** begin Exercise inputs **
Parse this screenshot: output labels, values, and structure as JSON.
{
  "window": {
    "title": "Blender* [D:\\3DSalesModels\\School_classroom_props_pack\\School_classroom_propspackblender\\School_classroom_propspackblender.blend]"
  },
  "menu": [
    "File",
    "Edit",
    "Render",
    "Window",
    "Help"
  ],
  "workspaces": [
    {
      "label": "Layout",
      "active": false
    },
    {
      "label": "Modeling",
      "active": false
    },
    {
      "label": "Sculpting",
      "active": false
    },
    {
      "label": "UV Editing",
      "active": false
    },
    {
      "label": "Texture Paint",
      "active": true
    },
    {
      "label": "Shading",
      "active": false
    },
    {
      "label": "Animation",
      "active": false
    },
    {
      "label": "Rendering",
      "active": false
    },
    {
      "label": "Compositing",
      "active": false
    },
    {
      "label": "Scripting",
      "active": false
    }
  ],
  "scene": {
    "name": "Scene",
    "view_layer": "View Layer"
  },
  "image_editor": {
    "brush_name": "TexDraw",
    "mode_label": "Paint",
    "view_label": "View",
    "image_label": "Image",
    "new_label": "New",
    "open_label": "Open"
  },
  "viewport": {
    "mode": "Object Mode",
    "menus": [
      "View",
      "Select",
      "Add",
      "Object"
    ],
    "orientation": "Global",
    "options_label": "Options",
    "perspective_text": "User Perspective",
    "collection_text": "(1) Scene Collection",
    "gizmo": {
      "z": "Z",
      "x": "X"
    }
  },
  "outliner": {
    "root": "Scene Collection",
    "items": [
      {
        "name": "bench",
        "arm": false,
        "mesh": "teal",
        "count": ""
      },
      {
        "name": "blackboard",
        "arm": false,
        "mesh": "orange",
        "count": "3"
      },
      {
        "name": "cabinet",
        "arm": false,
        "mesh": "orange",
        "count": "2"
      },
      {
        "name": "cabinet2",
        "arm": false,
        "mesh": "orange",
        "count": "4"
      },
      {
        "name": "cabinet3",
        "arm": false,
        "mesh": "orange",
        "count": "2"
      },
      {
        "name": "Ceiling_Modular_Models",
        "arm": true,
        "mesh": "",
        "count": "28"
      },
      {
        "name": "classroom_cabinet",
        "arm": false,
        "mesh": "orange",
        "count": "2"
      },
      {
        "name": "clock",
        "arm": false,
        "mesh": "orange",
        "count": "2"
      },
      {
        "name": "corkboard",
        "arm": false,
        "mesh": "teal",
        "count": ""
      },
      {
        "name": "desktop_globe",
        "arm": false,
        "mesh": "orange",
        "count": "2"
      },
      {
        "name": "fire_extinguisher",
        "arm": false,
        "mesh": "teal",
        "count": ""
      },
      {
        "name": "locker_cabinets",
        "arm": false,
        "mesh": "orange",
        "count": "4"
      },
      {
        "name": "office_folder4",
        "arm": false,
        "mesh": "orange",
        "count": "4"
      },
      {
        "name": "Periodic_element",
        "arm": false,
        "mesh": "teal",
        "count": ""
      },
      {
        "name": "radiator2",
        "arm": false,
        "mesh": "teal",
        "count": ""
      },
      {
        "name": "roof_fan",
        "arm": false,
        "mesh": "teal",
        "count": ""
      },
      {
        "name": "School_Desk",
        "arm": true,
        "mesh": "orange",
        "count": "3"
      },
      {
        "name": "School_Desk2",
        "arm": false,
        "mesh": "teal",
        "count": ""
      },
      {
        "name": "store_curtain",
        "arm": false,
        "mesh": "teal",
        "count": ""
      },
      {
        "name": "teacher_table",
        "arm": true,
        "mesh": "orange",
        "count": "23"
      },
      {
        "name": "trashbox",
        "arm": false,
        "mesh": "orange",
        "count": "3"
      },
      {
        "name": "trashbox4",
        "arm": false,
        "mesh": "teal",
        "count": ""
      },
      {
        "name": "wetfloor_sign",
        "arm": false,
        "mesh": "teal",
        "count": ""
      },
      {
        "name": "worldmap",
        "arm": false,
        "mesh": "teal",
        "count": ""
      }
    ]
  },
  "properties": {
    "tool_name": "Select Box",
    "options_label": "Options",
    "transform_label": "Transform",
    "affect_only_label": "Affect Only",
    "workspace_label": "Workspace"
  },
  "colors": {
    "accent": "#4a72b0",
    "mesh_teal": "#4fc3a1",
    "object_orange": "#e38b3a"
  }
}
** end Exercise inputs **
▶ Problem: Copy out the full set of records precisely, leaving nothing out.

▶ Reply to the task:
Parse this screenshot: output labels, values, and structure as JSON.
{
  "window": {
    "title": "Blender* [D:\\3DSalesModels\\School_classroom_props_pack\\School_classroom_propspackblender\\School_classroom_propspackblender.blend]"
  },
  "menu": [
    "File",
    "Edit",
    "Render",
    "Window",
    "Help"
  ],
  "workspaces": [
    {
      "label": "Layout",
      "active": false
    },
    {
      "label": "Modeling",
      "active": false
    },
    {
      "label": "Sculpting",
      "active": false
    },
    {
      "label": "UV Editing",
      "active": false
    },
    {
      "label": "Texture Paint",
      "active": true
    },
    {
      "label": "Shading",
      "active": false
    },
    {
      "label": "Animation",
      "active": false
    },
    {
      "label": "Rendering",
      "active": false
    },
    {
      "label": "Compositing",
      "active": false
    },
    {
      "label": "Scripting",
      "active": false
    }
  ],
  "scene": {
    "name": "Scene",
    "view_layer": "View Layer"
  },
  "image_editor": {
    "brush_name": "TexDraw",
    "mode_label": "Paint",
    "view_label": "View",
    "image_label": "Image",
    "new_label": "New",
    "open_label": "Open"
  },
  "viewport": {
    "mode": "Object Mode",
    "menus": [
      "View",
      "Select",
      "Add",
      "Object"
    ],
    "orientation": "Global",
    "options_label": "Options",
    "perspective_text": "User Perspective",
    "collection_text": "(1) Scene Collection",
    "gizmo": {
      "z": "Z",
      "x": "X"
    }
  },
  "outliner": {
    "root": "Scene Collection",
    "items": [
      {
        "name": "bench",
        "arm": false,
        "mesh": "teal",
        "count": ""
      },
      {
        "name": "blackboard",
        "arm": false,
        "mesh": "orange",
        "count": "3"
      },
      {
        "name": "cabinet",
        "arm": false,
        "mesh": "orange",
        "count": "2"
      },
      {
        "name": "cabinet2",
        "arm": false,
        "mesh": "orange",
        "count": "4"
      },
      {
        "name": "cabinet3",
        "arm": false,
        "mesh": "orange",
        "count": "2"
      },
      {
        "name": "Ceiling_Modular_Models",
        "arm": true,
        "mesh": "",
        "count": "28"
      },
      {
        "name": "classroom_cabinet",
        "arm": false,
        "mesh": "orange",
        "count": "2"
      },
      {
        "name": "clock",
        "arm": false,
        "mesh": "orange",
        "count": "2"
      },
      {
        "name": "corkboard",
        "arm": false,
        "mesh": "teal",
        "count": ""
      },
      {
        "name": "desktop_globe",
        "arm": false,
        "mesh": "orange",
        "count": "2"
      },
      {
        "name": "fire_extinguisher",
        "arm": false,
        "mesh": "teal",
        "count": ""
      },
      {
        "name": "locker_cabinets",
        "arm": false,
        "mesh": "orange",
        "count": "4"
      },
      {
        "name": "office_folder4",
        "arm": false,
        "mesh": "orange",
        "count": "4"
      },
      {
        "name": "Periodic_element",
        "arm": false,
        "mesh": "teal",
        "count": ""
      },
      {
        "name": "radiator2",
        "arm": false,
        "mesh": "teal",
        "count": ""
      },
      {
        "name": "roof_fan",
        "arm": false,
        "mesh": "teal",
        "count": ""
      },
      {
        "name": "School_Desk",
        "arm": true,
        "mesh": "orange",
        "count": "3"
      },
      {
        "name": "School_Desk2",
        "arm": false,
        "mesh": "teal",
        "count": ""
      },
      {
        "name": "store_curtain",
        "arm": false,
        "mesh": "teal",
        "count": ""
      },
      {
        "name": "teacher_table",
        "arm": true,
        "mesh": "orange",
        "count": "23"
      },
      {
        "name": "trashbox",
        "arm": false,
        "mesh": "orange",
        "count": "3"
      },
      {
        "name": "trashbox4",
        "arm": false,
        "mesh": "teal",
        "count": ""
      },
      {
        "name": "wetfloor_sign",
        "arm": false,
        "mesh": "teal",
        "count": ""
      },
      {
        "name": "worldmap",
        "arm": false,
        "mesh": "teal",
        "count": ""
      }
    ]
  },
  "properties": {
    "tool_name": "Select Box",
    "options_label": "Options",
    "transform_label": "Transform",
    "affect_only_label": "Affect Only",
    "workspace_label": "Workspace"
  },
  "colors": {
    "accent": "#4a72b0",
    "mesh_teal": "#4fc3a1",
    "object_orange": "#e38b3a"
  }
}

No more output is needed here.